*SEITENAUSZUG*:
Eine Überraschung war die offizielle Bestätigung nicht mehr. Leon Goretzka wird den FC Schalke 04 im Sommer ablösefrei verlassen und zum FC Bayern München wechseln. Ein Transfer, der sich in den letzten Wochen angebahnt hatte. Und gewissermaßen offensichtlich war.
Die monatelangen Spekulationen, die wöchentlichen Äußerungen, das tägliche Hin und Her - all das hätte man sich in einer idealen Welt sparen können. Dass die Bayern beispielsweise ihr Interesse an Goretzka in Person von Hasan Salihamidzic deutlich machten, um im selben Statement gleich wieder dezent zurückzurudern, nur damit S04-Manager Christian Heidel verwundert darauf reagieren muss, das gehört offenbar zu diesen vielzitierten Mechanismen im Fußballgeschäft.

*AUFGABENSTELLUNG*:
1. Wer ist im Artikel zu Goretzkas Wechsel als Manager des S04 genannt?
2. Führe den Artikel zu Goretzkas Wechsel nach seinem letzten Satz fort.
Die Datensätze spielen hierfür keine Rolle.

*BEREITGESTELLTE DATENSÄTZE*:
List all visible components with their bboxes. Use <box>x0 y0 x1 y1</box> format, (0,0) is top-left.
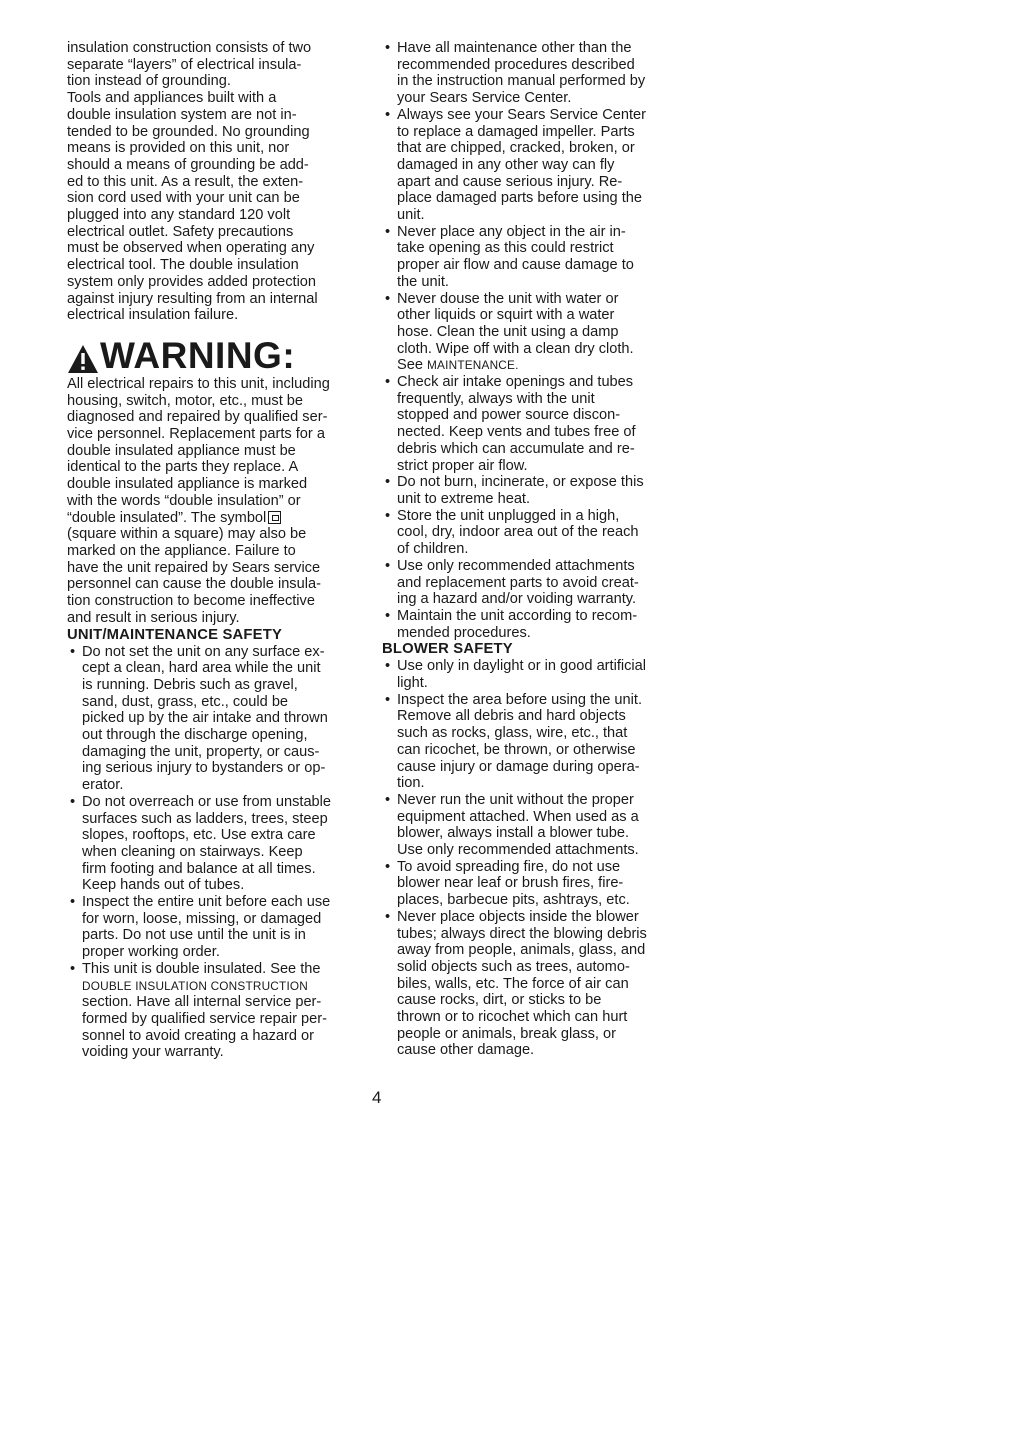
list-item <box>67 961 359 1061</box>
list-item-text: This unit is double insulated. See the <box>82 960 321 977</box>
blower-safety-heading: BLOWER SAFETY <box>382 641 513 658</box>
intro-paragraph: insulation construction consists of two separate “layers” of electrical insula- tion instead of grounding. <box>67 40 312 90</box>
square-within-square-icon <box>268 511 281 524</box>
list-item-text: section. Have all internal service per- formed by qualified service repair per- sonnel to avoid creating a hazard or voiding your warranty. <box>82 994 327 1061</box>
section-reference: MAINTENANCE. <box>427 358 519 373</box>
warning-title: WARNING: <box>100 334 296 376</box>
list-item: • Check air intake openings and tubes frequently, always with the unit stopped and power source discon- nected. Keep vents and tubes free of debris which can accumulate and re- strict proper air flow. <box>382 374 672 474</box>
page-number: 4 <box>372 1088 382 1107</box>
list-item: • Do not overreach or use from unstable surfaces such as ladders, trees, steep slopes, rooftops, etc. Use extra care when cleaning on stairways. Keep firm footing and balance at all times. Keep hands out of tubes. <box>67 794 359 894</box>
right-column <box>382 40 672 1059</box>
list-item: • Do not burn, incinerate, or expose this unit to extreme heat. <box>382 474 672 507</box>
warning-text <box>67 376 359 627</box>
unit-maintenance-safety-heading: UNIT/MAINTENANCE SAFETY <box>67 626 283 643</box>
list-item: • Never run the unit without the proper equipment attached. When used as a blower, always install a blower tube. Use only recommended attachments. <box>382 792 672 859</box>
list-item: • Have all maintenance other than the recommended procedures described in the instruction manual performed by your Sears Service Center. <box>382 40 672 107</box>
warning-heading <box>67 334 359 374</box>
list-item: • Always see your Sears Service Center to replace a damaged impeller. Parts that are chipped, cracked, broken, or damaged in any other way can fly apart and cause serious injury. Re- place damaged parts before using the unit. <box>382 107 672 224</box>
list-item <box>382 291 672 375</box>
section-reference: DOUBLE INSULATION CONSTRUCTION <box>82 978 309 993</box>
maintenance-list-continued <box>382 40 672 641</box>
left-column <box>67 40 359 1061</box>
list-item: • Inspect the area before using the unit. Remove all debris and hard objects such as rocks, glass, wire, etc., that can ricochet, be thrown, or otherwise cause injury or damage during opera- tion. <box>382 692 672 792</box>
unit-maintenance-list <box>67 644 359 1062</box>
list-item: • Use only recommended attachments and replacement parts to avoid creat- ing a hazard and/or voiding warranty. <box>382 558 672 608</box>
list-item: • Store the unit unplugged in a high, cool, dry, indoor area out of the reach of children. <box>382 508 672 558</box>
list-item: • Do not set the unit on any surface ex- cept a clean, hard area while the unit is running. Debris such as gravel, sand, dust, grass, etc., could be picked up by the air intake and thrown out through the discharge opening, damaging the unit, property, or caus- ing serious injury to bystanders or op- erator. <box>67 644 359 794</box>
list-item-text: Never douse the unit with water or other liquids or squirt with a water hose. Clean the unit using a damp cloth. Wipe off with a clean dry cloth. See <box>397 290 634 374</box>
list-item: • Never place any object in the air in- take opening as this could restrict proper air flow and cause damage to the unit. <box>382 224 672 291</box>
warning-text-part1: All electrical repairs to this unit, including housing, switch, motor, etc., must be diagnosed and repaired by qualified ser- vice personnel. Replacement parts for a double insulated appliance must be identical to the parts they replace. A double insulated appliance is marked with the words “double insulation” or “double insulated”. The symbol <box>67 375 330 526</box>
warning-triangle-icon <box>67 344 99 374</box>
list-item: • Use only in daylight or in good artificial light. <box>382 658 672 691</box>
warning-text-part2: (square within a square) may also be marked on the appliance. Failure to have the unit repaired by Sears service personnel can cause the double insula- tion construction to become ineffective and result in serious injury. <box>67 526 321 626</box>
blower-safety-list <box>382 658 672 1059</box>
list-item: • Inspect the entire unit before each use for worn, loose, missing, or damaged parts. Do not use until the unit is in proper working order. <box>67 894 359 961</box>
tools-paragraph: Tools and appliances built with a double insulation system are not in- tended to be grounded. No grounding means is provided on this unit, nor should a means of grounding be add- ed to this unit. As a result, the exten- sion cord used with your unit can be plugged into any standard 120 volt electrical outlet. Safety precautions must be observed when operating any electrical tool. The double insulation system only provides added protection against injury resulting from an internal electrical insulation failure. <box>67 90 318 324</box>
list-item: • To avoid spreading fire, do not use blower near leaf or brush fires, fire- places, barbecue pits, ashtrays, etc. <box>382 859 672 909</box>
list-item: • Never place objects inside the blower tubes; always direct the blowing debris away from people, animals, glass, and solid objects such as trees, automo- biles, walls, etc. The force of air can cause rocks, dirt, or sticks to be thrown or to ricochet which can hurt people or animals, break glass, or cause other damage. <box>382 909 672 1059</box>
list-item: • Maintain the unit according to recom- mended procedures. <box>382 608 672 641</box>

*ANTWORTEN PRO AUFGABE*:
1. Christian Heidel.

2.
Ohne sie scheint es heutzutage nicht mehr zu gehen. Weil eben die Fußballbranche seit längerer Zeit so weit weg von einer idealen Welt ist wie die reale Welt auch. Nun ist aber die Katze endlich aus dem Sack und wenn man so will, haben Verein wie Spieler trotz der Mätzchen nach außen ihr Gesicht gewahrt.
"Wir können mit dieser Situation umgehen, total überraschend kam es nicht. Wir sind darauf vorbereitet", sagte Heidel am Freitag.
Leon Goretzka ist Schalke 04 entwachsen
Schalke hat sich bis an die Decke gestreckt, um Goretzka von einem Verbleib zu überzeugen. Der Nationalkicker betont die sportlichen Perspektiven, die ihm in München versprochen wurden.
Man kann nur hoffen, dass der Groll der Schalker Anhänger sich in Grenzen hält und keine Dimensionen annimmt wie 2011 beim Weggang des gebürtigen Gelsenkircheners Manuel Neuer. Denn es hätte jedem eigentlich klar sein müssen, dass Goretzka in seiner Entwicklung dem S04 entwachsen ist.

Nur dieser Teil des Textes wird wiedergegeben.